:: TO DO ::
Each line containing the word "的复数形式" needs to be copied.

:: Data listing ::
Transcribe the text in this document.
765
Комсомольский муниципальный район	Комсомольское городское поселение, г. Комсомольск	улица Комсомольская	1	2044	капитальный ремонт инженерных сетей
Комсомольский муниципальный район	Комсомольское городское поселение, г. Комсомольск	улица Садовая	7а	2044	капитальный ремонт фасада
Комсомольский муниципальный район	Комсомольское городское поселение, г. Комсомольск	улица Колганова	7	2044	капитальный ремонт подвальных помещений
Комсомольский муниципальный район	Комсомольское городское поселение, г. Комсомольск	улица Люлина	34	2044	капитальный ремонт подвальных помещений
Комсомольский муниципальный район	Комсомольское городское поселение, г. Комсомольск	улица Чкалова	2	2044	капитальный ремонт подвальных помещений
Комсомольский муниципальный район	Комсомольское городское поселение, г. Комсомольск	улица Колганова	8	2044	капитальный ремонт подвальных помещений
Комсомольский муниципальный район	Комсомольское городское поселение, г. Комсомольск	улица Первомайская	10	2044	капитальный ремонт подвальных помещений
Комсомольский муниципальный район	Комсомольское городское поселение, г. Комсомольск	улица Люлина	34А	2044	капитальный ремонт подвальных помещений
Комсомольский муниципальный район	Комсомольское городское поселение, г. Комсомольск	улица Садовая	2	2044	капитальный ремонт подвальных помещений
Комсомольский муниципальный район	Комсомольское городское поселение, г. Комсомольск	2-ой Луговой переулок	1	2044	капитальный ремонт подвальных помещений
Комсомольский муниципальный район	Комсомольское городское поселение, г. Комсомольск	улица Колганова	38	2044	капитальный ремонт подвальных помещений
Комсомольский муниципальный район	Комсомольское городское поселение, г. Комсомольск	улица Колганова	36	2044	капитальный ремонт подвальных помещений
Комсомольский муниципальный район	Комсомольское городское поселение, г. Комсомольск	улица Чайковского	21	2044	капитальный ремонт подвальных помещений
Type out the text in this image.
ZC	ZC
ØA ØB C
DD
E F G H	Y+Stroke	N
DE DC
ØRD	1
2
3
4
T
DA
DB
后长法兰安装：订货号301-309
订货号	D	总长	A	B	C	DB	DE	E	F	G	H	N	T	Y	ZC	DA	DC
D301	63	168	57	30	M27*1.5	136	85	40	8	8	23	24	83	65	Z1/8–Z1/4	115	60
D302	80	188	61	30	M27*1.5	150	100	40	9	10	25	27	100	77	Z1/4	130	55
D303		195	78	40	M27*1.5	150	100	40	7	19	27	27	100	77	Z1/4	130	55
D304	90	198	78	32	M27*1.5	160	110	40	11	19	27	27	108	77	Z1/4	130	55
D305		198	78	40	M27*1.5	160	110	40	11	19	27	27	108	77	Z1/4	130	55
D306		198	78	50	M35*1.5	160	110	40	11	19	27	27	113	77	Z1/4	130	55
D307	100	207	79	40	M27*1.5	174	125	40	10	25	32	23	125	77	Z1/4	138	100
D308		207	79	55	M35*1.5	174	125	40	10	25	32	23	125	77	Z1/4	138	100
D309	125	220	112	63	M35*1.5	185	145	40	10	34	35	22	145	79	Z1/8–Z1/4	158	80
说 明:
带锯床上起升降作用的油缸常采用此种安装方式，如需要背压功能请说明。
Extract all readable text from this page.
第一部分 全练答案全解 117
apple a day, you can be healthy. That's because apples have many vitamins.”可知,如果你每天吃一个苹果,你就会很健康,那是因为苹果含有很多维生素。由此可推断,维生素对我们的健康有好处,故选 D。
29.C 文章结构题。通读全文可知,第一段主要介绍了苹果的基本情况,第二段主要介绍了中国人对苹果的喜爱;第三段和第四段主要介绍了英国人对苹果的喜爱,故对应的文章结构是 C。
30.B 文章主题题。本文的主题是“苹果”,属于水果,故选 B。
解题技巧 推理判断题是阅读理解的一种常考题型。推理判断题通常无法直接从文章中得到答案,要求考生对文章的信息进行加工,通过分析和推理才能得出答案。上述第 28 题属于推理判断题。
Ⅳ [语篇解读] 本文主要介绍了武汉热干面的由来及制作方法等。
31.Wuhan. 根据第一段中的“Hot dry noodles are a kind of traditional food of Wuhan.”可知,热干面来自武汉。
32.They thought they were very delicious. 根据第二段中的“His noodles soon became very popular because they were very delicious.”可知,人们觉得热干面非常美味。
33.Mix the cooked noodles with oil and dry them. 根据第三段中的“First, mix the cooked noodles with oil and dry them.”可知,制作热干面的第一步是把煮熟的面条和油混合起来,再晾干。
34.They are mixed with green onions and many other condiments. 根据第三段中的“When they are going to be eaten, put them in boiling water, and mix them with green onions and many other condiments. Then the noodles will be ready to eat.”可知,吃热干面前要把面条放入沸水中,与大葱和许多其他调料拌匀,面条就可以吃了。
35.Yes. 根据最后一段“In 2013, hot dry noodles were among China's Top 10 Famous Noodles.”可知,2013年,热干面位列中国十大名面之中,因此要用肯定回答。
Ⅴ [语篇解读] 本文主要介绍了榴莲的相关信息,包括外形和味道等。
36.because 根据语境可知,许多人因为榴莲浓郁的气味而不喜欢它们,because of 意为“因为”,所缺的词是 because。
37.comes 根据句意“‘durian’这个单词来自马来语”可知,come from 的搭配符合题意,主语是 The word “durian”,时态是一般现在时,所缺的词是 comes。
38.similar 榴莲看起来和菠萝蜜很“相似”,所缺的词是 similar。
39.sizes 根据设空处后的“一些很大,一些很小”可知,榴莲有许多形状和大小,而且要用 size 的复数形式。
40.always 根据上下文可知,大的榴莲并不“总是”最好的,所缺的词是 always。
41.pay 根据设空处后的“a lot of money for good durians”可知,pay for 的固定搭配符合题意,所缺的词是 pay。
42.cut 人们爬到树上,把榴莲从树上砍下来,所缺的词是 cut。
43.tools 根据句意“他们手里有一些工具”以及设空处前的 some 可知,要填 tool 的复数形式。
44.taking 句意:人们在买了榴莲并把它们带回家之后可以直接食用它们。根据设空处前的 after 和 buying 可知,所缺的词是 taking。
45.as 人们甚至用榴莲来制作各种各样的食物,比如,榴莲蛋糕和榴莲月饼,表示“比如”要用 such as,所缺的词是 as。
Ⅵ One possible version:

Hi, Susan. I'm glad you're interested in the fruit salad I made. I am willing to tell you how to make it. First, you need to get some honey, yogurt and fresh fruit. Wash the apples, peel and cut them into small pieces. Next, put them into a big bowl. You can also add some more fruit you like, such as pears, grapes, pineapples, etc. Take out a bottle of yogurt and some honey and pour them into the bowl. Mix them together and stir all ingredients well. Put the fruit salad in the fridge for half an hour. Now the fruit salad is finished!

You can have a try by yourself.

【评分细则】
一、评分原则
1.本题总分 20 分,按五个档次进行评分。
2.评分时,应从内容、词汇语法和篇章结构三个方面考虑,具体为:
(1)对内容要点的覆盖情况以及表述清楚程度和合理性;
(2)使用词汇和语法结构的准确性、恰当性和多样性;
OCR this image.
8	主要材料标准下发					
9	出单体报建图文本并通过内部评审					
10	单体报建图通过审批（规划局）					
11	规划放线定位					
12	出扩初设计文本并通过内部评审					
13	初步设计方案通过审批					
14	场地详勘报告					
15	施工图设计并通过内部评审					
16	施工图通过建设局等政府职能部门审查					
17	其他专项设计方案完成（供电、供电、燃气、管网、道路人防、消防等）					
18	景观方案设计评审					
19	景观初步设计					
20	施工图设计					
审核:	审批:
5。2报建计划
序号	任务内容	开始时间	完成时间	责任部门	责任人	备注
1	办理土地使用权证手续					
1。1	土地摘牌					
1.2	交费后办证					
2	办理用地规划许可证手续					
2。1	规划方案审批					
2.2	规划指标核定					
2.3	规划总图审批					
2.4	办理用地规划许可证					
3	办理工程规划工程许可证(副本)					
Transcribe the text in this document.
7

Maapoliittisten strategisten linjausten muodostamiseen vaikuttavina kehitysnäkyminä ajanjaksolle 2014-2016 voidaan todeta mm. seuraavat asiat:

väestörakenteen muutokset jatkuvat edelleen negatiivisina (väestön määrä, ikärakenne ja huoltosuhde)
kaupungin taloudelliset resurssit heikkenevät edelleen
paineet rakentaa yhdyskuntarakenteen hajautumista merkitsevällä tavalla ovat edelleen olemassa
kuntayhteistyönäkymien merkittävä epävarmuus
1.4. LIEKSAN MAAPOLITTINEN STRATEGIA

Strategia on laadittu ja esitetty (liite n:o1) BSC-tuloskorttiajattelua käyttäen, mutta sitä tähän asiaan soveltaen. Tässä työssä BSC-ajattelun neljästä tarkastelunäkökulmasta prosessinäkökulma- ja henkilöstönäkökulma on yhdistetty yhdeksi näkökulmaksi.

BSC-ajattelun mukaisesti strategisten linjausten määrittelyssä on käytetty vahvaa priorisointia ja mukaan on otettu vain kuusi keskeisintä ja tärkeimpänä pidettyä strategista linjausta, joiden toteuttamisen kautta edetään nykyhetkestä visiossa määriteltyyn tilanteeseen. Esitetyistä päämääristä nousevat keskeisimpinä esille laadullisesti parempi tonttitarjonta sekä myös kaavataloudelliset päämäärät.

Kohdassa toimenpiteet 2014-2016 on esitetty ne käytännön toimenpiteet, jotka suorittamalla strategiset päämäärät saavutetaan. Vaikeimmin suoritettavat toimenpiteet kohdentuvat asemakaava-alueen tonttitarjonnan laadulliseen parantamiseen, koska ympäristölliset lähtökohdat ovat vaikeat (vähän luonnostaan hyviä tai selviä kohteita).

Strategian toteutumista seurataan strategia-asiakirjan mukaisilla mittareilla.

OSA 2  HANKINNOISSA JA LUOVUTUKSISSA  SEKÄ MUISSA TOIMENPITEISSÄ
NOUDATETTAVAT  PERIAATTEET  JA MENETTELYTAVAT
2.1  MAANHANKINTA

:: SOLUTION TO THE EXERCISE ::
39.sizes 根据设空处后的“一些很大,一些很小”可知,榴莲有许多形状和大小,而且要用 size 的复数形式。
43.tools 根据句意“他们手里有一些工具”以及设空处前的 some 可知,要填 tool 的复数形式。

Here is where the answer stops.